You must honor your parents, also, by a _prompt and cheerful obedience_
to their lawful commands. I say _lawful_, because no one ought to obey
a command to do what is positively wrong. If a wicked parent should
command his child to break the Sabbath, to lie, or to steal, or to
break any of God’s commands, it would be the child’s duty to refuse,
and meekly submit to the punishment which the parent might inflict. It
is not often that such things happen among us; but our missionaries in
Constantinople have related two instances that are in point. Two little
Armenian girls had learned to read, and obtained from the missionaries
some ideas of Christian morality. A person knocked at the door of their
house, and their father, not wishing to see him, told one of them to go
and tell the person that he was _not at home_. “That would be telling
a lie,” said the daughter. “What then?” said the father; “it is a
very little thing. You have only to say that I am not at home.” “But,
father,” she replied, “the Bible says it is wicked to tell lies, and I
cannot tell a lie.” He was angry, and called his other daughter, and
told her to go. She replied, “Father, I cannot, for it is wicked to
lie.” These children did right in refusing to obey such a command. But
in no other case, except when told to do what is wrong, will a child be
justified in refusing to obey.

Obedience must be _prompt_ and _cheerful_. Your parents are not
honored, when obedience is delayed to suit your convenience; nor when
you _answer back_, or try to _reason against_ your parents’ commands,
or plead for delay, that you may first finish your own work. A parent
who is honored will never have to repeat the same command. Some
children are bent on having their own way, and attempt to carry their
point by showing their parents that their way is best; which is the
same as saying to them that they are more ignorant than their children.

Provided records:
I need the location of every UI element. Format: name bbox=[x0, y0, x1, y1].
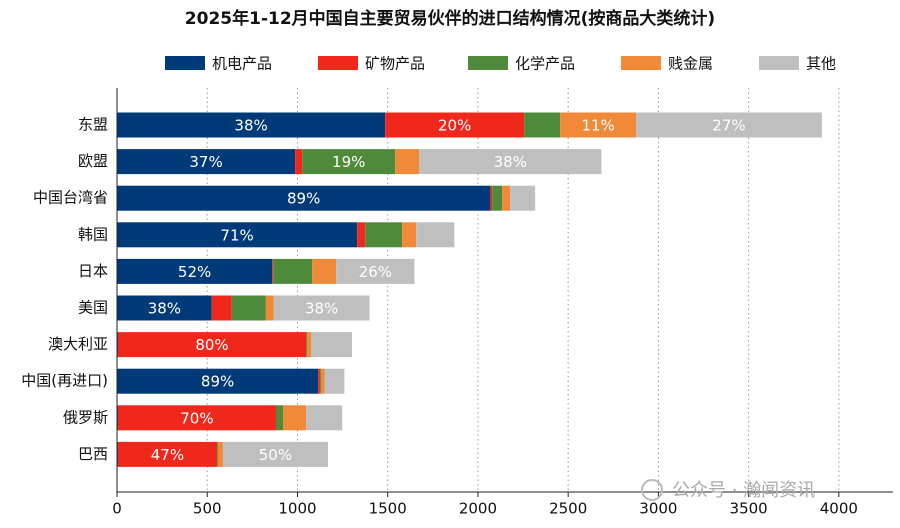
--
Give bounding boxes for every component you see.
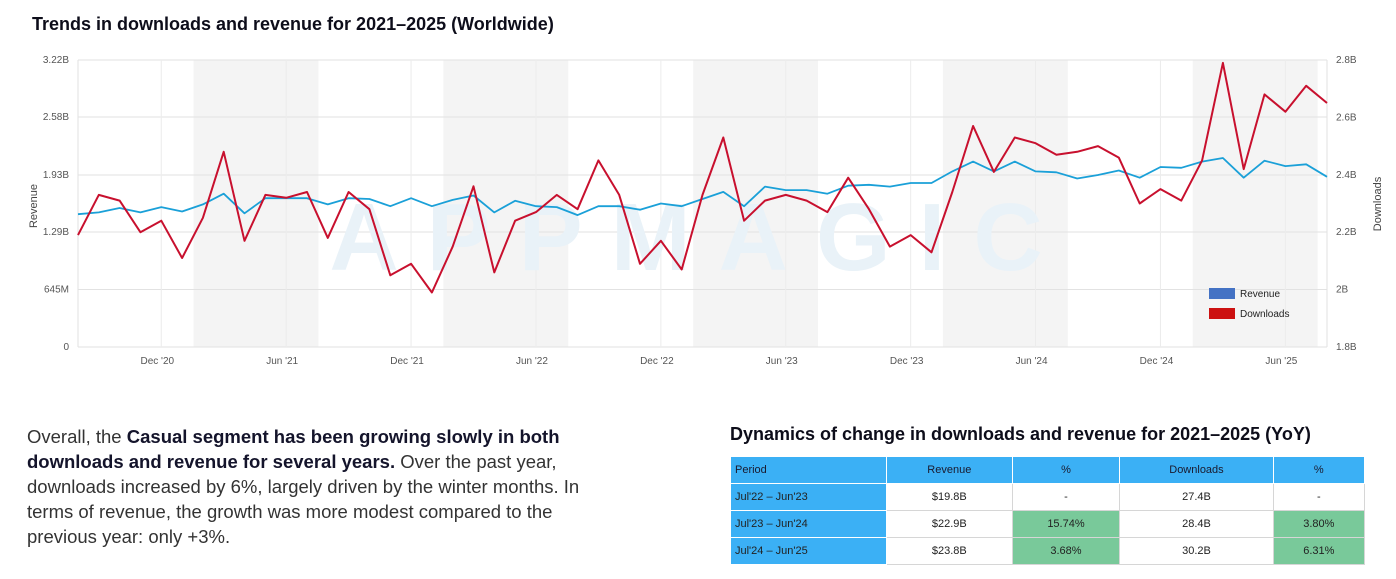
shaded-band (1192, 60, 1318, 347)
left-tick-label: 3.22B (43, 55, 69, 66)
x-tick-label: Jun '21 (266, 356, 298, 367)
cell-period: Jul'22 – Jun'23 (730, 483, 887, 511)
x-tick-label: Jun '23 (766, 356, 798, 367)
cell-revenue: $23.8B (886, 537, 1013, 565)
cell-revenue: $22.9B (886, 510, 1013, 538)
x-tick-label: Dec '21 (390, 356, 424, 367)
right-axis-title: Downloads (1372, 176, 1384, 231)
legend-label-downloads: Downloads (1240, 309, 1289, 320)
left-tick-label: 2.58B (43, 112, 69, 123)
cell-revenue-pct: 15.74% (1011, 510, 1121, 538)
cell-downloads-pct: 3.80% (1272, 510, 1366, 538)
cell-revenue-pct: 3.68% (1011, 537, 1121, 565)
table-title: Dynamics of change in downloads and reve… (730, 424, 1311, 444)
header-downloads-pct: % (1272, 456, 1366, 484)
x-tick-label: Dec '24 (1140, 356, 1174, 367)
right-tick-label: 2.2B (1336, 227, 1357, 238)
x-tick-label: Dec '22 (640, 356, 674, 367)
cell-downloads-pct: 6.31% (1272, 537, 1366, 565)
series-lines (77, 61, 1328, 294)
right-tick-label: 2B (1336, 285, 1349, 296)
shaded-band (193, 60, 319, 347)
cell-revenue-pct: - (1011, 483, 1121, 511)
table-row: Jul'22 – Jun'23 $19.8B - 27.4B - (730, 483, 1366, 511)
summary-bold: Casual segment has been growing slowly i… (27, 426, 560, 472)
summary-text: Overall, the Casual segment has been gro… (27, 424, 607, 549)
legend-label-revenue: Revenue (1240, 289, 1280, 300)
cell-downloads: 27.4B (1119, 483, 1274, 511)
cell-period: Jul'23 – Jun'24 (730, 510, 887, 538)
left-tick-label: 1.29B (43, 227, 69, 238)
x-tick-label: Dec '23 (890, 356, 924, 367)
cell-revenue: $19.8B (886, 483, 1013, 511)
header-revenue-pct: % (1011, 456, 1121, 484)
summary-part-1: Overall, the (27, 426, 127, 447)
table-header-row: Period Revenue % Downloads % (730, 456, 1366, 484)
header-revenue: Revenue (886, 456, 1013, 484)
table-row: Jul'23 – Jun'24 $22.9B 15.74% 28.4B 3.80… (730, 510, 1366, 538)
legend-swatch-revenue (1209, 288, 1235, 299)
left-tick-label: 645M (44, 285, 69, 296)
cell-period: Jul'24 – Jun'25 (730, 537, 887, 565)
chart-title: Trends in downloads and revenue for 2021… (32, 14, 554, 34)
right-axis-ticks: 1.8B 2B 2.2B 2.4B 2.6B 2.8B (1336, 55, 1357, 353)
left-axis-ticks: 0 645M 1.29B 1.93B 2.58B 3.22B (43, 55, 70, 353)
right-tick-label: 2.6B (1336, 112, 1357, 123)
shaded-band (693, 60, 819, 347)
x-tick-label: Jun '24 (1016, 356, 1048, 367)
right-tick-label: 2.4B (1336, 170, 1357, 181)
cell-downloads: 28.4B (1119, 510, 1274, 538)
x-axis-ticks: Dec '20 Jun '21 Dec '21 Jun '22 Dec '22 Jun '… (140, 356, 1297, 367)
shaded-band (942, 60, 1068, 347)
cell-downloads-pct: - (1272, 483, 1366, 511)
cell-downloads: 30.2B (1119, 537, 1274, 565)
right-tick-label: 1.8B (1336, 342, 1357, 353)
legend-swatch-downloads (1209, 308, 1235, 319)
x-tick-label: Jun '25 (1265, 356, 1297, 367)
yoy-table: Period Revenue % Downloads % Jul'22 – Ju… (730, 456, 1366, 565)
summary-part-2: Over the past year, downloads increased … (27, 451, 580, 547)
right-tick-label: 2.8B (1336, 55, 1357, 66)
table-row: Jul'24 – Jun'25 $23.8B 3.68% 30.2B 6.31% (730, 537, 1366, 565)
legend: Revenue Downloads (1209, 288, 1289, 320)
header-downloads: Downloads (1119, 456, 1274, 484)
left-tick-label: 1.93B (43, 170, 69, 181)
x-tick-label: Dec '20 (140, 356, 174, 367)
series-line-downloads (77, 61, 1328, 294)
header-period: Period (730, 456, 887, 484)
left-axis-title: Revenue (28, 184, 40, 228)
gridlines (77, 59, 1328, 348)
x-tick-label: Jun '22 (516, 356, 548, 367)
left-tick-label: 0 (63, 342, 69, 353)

Complete the following:
**a)** In the text on obeying parents, what did the father tell his daughter to say to the person knocking at the door?
**b)** Which behaviors does the text on obeying parents say fail to honor parents when they give a command? List all of them.
The listing has no connection to the text on obeying parents.

Expected outputs:
**a)** That he was not at home.

**b)**
- Delaying obedience to suit your convenience
- Answering back
- Trying to reason against your parents' commands
- Pleading for delay so you can first finish your own work